# Data provided start

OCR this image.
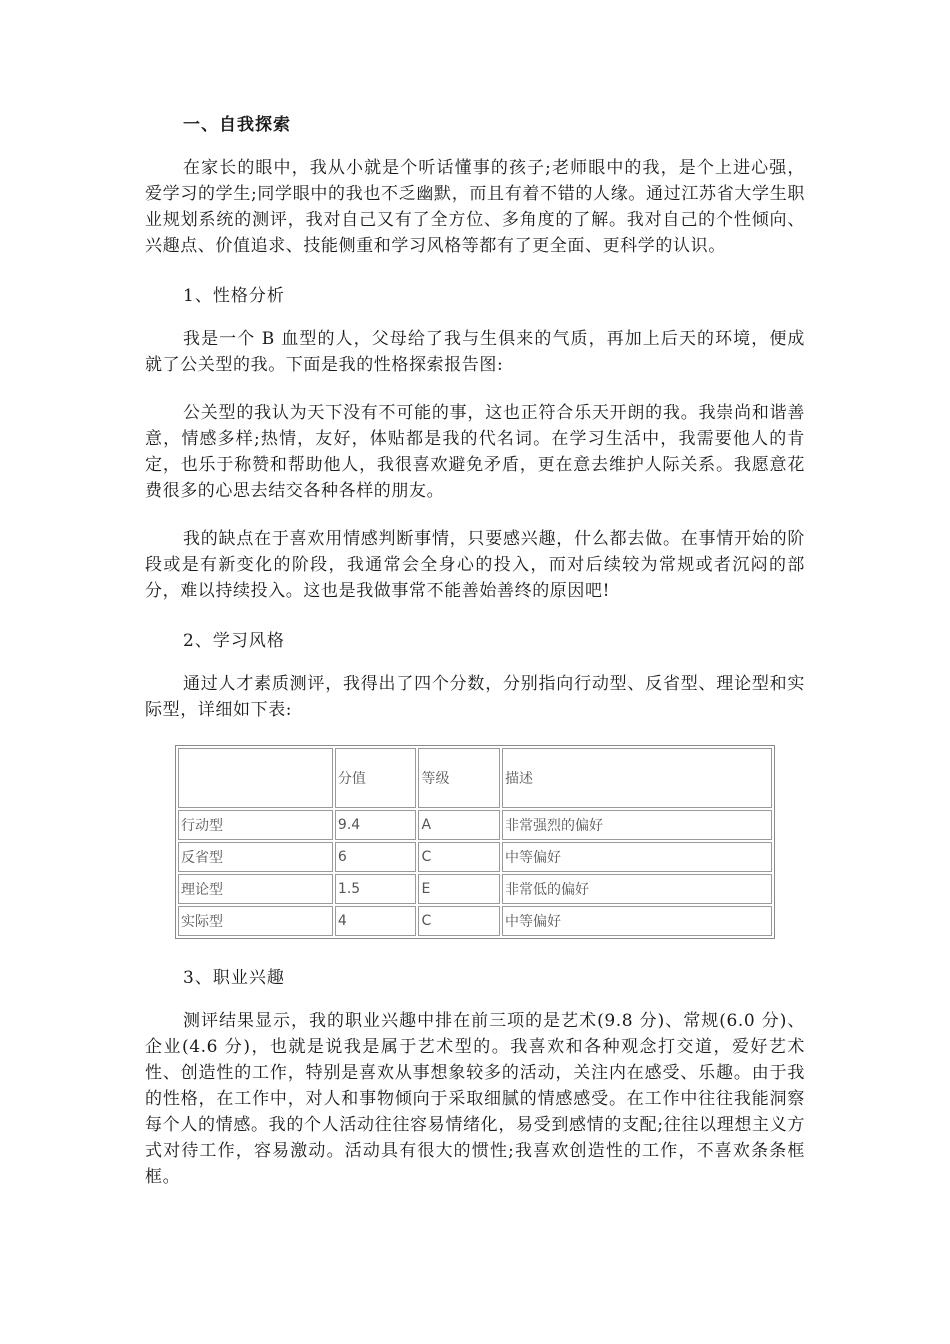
一、自我探索

在家长的眼中，我从小就是个听话懂事的孩子;老师眼中的我，是个上进心强，爱学习的学生;同学眼中的我也不乏幽默，而且有着不错的人缘。通过江苏省大学生职业规划系统的测评，我对自己又有了全方位、多角度的了解。我对自己的个性倾向、兴趣点、价值追求、技能侧重和学习风格等都有了更全面、更科学的认识。

1、性格分析

我是一个 B 血型的人，父母给了我与生俱来的气质，再加上后天的环境，便成就了公关型的我。下面是我的性格探索报告图:

公关型的我认为天下没有不可能的事，这也正符合乐天开朗的我。我崇尚和谐善意，情感多样;热情，友好，体贴都是我的代名词。在学习生活中，我需要他人的肯定，也乐于称赞和帮助他人，我很喜欢避免矛盾，更在意去维护人际关系。我愿意花费很多的心思去结交各种各样的朋友。

我的缺点在于喜欢用情感判断事情，只要感兴趣，什么都去做。在事情开始的阶段或是有新变化的阶段，我通常会全身心的投入，而对后续较为常规或者沉闷的部分，难以持续投入。这也是我做事常不能善始善终的原因吧!

2、学习风格

通过人才素质测评，我得出了四个分数，分别指向行动型、反省型、理论型和实际型，详细如下表:

	分值	等级	描述
行动型	9.4	A	非常强烈的偏好
反省型	6	C	中等偏好
理论型	1.5	E	非常低的偏好
实际型	4	C	中等偏好
3、职业兴趣

测评结果显示，我的职业兴趣中排在前三项的是艺术(9.8 分)、常规(6.0 分)、企业(4.6 分)，也就是说我是属于艺术型的。我喜欢和各种观念打交道，爱好艺术性、创造性的工作，特别是喜欢从事想象较多的活动，关注内在感受、乐趣。由于我的性格，在工作中，对人和事物倾向于采取细腻的情感感受。在工作中往往我能洞察每个人的情感。我的个人活动往往容易情绪化，易受到感情的支配;往往以理想主义方式对待工作，容易激动。活动具有很大的惯性;我喜欢创造性的工作，不喜欢条条框框。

# Data provided end

◆ Do this:
Print all of the entries word for word. Omit the pictures they contain.

◆ Response:
OCR this image.
一、自我探索

在家长的眼中，我从小就是个听话懂事的孩子;老师眼中的我，是个上进心强，爱学习的学生;同学眼中的我也不乏幽默，而且有着不错的人缘。通过江苏省大学生职业规划系统的测评，我对自己又有了全方位、多角度的了解。我对自己的个性倾向、兴趣点、价值追求、技能侧重和学习风格等都有了更全面、更科学的认识。

1、性格分析

我是一个 B 血型的人，父母给了我与生俱来的气质，再加上后天的环境，便成就了公关型的我。下面是我的性格探索报告图:

公关型的我认为天下没有不可能的事，这也正符合乐天开朗的我。我崇尚和谐善意，情感多样;热情，友好，体贴都是我的代名词。在学习生活中，我需要他人的肯定，也乐于称赞和帮助他人，我很喜欢避免矛盾，更在意去维护人际关系。我愿意花费很多的心思去结交各种各样的朋友。

我的缺点在于喜欢用情感判断事情，只要感兴趣，什么都去做。在事情开始的阶段或是有新变化的阶段，我通常会全身心的投入，而对后续较为常规或者沉闷的部分，难以持续投入。这也是我做事常不能善始善终的原因吧!

2、学习风格

通过人才素质测评，我得出了四个分数，分别指向行动型、反省型、理论型和实际型，详细如下表:

	分值	等级	描述
行动型	9.4	A	非常强烈的偏好
反省型	6	C	中等偏好
理论型	1.5	E	非常低的偏好
实际型	4	C	中等偏好
3、职业兴趣

测评结果显示，我的职业兴趣中排在前三项的是艺术(9.8 分)、常规(6.0 分)、企业(4.6 分)，也就是说我是属于艺术型的。我喜欢和各种观念打交道，爱好艺术性、创造性的工作，特别是喜欢从事想象较多的活动，关注内在感受、乐趣。由于我的性格，在工作中，对人和事物倾向于采取细腻的情感感受。在工作中往往我能洞察每个人的情感。我的个人活动往往容易情绪化，易受到感情的支配;往往以理想主义方式对待工作，容易激动。活动具有很大的惯性;我喜欢创造性的工作，不喜欢条条框框。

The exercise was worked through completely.